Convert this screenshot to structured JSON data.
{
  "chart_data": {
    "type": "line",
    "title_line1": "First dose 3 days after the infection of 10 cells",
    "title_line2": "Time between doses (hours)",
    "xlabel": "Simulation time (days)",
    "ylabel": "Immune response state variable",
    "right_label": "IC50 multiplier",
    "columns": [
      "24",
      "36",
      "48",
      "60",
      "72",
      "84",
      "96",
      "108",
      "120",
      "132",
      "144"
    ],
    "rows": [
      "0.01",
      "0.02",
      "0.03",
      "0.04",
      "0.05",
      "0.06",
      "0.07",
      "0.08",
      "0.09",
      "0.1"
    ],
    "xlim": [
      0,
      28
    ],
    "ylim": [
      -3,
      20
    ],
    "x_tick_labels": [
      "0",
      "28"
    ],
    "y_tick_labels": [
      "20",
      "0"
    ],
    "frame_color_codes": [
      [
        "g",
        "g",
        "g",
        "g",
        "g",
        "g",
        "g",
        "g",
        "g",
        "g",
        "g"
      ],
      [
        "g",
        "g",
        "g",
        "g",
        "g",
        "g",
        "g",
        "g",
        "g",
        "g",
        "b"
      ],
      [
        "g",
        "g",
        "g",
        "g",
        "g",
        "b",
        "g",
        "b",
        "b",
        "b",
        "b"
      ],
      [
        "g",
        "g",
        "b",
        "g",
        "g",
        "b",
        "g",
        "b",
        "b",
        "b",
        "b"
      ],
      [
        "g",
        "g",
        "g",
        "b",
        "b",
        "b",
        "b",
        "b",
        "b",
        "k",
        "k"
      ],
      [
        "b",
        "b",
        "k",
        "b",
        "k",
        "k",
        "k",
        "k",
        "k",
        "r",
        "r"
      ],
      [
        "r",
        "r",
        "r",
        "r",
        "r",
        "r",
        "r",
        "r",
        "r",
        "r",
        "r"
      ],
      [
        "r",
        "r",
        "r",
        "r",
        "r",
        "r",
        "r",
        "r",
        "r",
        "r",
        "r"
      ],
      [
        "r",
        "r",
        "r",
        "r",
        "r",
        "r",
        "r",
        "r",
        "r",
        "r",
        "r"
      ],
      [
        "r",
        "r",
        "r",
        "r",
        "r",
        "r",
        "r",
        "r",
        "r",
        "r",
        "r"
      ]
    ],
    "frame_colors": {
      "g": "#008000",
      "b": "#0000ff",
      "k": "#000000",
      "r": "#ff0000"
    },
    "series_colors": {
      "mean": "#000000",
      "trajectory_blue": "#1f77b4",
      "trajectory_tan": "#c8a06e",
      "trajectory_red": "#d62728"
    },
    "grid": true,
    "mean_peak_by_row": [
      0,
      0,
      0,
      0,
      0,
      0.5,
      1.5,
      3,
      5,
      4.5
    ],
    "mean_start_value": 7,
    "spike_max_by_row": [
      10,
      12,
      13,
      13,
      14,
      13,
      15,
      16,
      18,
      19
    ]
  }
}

### WHAT IS EXPECTED
Please state how many lines in the listing above hold the string "days", and nothing more.

### RESULT FOR THIS EXERCISE
2